JOB: Please gather every line below that contains the word "description".

(Dataset items)
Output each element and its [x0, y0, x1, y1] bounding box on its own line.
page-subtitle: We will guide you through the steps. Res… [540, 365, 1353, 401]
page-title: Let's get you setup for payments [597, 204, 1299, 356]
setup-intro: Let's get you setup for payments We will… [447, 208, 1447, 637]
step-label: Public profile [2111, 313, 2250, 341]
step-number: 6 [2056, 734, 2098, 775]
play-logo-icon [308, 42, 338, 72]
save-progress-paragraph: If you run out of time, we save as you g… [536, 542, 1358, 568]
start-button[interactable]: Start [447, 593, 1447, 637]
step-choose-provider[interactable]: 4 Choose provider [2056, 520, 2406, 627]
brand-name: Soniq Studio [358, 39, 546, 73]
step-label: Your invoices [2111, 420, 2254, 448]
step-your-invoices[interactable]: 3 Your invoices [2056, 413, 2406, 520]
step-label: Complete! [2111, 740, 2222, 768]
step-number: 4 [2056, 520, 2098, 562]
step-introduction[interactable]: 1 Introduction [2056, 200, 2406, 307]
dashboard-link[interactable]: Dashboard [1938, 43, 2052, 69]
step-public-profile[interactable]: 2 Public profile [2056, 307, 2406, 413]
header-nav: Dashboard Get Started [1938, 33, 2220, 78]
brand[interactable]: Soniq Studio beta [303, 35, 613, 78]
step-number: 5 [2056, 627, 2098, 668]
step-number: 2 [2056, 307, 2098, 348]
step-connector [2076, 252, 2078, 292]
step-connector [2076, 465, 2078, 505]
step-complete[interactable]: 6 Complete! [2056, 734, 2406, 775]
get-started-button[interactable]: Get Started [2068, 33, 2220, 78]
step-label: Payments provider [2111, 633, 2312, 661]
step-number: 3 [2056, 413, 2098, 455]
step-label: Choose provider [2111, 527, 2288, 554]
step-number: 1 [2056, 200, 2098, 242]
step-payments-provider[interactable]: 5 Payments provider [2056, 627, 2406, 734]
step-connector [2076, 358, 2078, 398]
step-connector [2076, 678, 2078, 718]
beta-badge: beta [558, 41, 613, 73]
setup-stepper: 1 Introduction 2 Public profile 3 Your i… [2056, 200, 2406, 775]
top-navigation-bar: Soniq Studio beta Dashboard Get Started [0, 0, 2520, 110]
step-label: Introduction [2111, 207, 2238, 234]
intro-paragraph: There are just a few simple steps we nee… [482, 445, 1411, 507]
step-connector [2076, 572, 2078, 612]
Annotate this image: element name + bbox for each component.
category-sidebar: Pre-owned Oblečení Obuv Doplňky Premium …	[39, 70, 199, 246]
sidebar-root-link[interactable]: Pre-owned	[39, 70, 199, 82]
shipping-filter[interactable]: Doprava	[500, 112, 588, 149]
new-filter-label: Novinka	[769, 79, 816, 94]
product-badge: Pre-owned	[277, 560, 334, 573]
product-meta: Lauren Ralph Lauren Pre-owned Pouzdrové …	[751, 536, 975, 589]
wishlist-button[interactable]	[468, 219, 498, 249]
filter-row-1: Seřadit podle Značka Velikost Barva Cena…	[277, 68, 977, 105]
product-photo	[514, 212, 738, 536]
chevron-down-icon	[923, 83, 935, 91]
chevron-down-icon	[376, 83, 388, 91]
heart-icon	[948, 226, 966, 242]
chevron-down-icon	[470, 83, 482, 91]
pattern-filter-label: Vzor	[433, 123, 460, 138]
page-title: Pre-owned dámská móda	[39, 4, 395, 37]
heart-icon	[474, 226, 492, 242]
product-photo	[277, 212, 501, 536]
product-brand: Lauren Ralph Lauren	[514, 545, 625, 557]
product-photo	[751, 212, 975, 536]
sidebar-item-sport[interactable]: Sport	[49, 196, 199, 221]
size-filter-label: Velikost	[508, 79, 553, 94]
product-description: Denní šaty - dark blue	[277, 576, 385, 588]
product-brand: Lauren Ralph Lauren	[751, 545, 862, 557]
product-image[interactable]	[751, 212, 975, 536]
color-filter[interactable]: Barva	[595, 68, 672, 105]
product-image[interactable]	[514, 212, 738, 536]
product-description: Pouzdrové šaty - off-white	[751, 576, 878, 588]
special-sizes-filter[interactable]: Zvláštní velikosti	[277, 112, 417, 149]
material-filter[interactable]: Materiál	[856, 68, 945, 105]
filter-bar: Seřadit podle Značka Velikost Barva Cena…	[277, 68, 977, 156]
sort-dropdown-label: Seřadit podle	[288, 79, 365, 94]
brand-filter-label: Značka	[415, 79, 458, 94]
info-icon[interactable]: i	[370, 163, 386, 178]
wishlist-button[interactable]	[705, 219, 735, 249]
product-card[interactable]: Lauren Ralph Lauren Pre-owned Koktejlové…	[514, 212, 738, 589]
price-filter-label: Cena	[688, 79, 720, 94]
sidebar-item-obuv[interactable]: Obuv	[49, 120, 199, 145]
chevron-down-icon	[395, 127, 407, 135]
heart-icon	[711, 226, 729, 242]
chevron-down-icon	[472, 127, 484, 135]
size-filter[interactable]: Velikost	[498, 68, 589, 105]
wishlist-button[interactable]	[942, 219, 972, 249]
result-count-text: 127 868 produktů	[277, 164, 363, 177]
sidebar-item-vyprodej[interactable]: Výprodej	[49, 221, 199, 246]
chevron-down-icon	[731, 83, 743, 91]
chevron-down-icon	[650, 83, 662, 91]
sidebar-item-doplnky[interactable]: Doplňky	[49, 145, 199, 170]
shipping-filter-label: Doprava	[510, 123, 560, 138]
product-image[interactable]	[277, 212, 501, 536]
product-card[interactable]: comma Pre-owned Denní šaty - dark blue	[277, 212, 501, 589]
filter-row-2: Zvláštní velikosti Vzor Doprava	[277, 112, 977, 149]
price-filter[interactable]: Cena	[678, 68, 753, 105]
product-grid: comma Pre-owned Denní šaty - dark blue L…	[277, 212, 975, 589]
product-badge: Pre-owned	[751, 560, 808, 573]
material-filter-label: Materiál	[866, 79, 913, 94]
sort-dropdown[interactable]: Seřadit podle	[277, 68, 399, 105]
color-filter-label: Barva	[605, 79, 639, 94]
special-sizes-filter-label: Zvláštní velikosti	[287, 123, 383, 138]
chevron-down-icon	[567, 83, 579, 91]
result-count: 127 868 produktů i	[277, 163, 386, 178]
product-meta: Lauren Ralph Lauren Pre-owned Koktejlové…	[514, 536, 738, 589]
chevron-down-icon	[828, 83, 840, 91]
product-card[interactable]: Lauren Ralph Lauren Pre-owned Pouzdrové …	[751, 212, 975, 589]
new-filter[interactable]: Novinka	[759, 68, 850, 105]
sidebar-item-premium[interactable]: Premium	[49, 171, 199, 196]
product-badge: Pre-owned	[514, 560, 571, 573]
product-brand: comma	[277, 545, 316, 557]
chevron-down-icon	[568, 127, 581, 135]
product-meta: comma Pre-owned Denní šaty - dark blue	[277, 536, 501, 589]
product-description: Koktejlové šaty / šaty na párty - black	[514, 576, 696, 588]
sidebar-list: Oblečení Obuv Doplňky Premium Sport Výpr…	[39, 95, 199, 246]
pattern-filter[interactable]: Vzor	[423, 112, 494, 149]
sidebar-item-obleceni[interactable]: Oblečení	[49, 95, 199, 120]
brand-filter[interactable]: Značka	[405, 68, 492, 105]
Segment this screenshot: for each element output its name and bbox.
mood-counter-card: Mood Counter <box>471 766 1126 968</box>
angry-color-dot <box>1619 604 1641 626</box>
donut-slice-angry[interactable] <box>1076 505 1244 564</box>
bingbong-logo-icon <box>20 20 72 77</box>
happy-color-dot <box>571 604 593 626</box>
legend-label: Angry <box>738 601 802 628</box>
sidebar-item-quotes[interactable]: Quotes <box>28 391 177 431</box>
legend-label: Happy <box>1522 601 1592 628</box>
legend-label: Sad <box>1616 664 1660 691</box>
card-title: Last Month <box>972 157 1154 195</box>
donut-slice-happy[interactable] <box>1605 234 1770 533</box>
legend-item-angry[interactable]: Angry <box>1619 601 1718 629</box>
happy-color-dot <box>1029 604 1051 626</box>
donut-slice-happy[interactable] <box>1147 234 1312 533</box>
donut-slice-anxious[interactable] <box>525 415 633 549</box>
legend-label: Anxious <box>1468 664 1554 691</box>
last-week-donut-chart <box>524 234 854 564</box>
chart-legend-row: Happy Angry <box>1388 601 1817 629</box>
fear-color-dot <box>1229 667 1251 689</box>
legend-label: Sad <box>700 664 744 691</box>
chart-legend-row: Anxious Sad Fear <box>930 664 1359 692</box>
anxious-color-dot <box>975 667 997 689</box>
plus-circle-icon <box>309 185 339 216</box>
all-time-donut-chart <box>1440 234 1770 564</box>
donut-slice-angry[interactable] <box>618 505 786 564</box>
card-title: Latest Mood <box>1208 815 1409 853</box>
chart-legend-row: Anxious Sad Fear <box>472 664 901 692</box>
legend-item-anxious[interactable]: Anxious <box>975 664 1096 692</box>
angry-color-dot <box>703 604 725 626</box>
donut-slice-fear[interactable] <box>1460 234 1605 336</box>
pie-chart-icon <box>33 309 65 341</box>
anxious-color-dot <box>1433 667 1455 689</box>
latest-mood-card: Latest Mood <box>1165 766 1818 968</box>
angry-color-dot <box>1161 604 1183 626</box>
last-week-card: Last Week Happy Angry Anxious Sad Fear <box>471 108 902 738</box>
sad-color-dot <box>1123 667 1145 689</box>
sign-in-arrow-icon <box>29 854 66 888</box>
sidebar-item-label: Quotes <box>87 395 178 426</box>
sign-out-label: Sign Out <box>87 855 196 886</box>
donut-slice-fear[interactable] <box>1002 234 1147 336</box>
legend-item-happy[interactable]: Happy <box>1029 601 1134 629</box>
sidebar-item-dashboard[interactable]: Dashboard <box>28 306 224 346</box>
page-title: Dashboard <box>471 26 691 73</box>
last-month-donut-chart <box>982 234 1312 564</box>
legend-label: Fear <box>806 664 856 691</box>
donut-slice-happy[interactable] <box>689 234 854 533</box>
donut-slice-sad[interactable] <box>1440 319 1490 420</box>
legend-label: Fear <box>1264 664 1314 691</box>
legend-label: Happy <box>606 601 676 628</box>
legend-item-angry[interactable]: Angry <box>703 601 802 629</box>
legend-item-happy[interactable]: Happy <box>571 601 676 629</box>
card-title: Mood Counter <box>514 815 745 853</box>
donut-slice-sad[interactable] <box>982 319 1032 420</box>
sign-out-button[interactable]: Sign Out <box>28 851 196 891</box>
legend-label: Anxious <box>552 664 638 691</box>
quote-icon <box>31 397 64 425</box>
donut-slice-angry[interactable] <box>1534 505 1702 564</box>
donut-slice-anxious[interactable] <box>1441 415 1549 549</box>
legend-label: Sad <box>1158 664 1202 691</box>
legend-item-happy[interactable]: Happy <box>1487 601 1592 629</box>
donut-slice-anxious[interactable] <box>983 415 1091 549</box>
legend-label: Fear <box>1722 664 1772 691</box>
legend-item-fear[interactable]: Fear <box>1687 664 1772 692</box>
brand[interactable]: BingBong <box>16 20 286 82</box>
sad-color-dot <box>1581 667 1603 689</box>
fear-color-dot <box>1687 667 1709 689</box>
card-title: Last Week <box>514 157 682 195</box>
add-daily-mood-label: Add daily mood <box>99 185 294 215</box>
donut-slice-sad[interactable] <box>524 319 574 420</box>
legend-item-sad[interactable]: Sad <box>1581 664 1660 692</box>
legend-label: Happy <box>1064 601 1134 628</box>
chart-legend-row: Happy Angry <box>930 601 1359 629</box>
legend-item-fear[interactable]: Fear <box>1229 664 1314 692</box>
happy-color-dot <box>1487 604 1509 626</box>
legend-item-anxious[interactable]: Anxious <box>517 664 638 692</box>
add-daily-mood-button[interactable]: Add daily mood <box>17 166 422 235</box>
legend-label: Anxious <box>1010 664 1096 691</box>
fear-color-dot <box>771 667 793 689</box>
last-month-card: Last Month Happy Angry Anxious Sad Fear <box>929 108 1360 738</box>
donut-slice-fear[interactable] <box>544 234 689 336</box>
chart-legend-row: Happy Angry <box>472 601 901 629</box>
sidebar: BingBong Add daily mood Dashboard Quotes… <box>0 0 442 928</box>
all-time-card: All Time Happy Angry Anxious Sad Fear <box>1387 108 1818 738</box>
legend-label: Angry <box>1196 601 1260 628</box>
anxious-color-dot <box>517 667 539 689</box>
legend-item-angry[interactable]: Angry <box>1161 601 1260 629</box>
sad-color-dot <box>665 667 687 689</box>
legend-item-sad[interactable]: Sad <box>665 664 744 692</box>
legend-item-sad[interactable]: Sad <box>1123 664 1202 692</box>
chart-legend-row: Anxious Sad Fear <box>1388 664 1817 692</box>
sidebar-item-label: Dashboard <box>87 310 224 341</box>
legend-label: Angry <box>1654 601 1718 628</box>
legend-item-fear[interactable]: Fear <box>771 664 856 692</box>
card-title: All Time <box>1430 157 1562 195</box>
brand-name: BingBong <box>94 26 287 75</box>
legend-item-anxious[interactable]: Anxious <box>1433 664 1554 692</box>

EXPECTED ANSWER:
product-description: Denní šaty - dark blue	[277, 576, 385, 588]
product-description: Pouzdrové šaty - off-white	[751, 576, 878, 588]
product-description: Koktejlové šaty / šaty na párty - black	[514, 576, 696, 588]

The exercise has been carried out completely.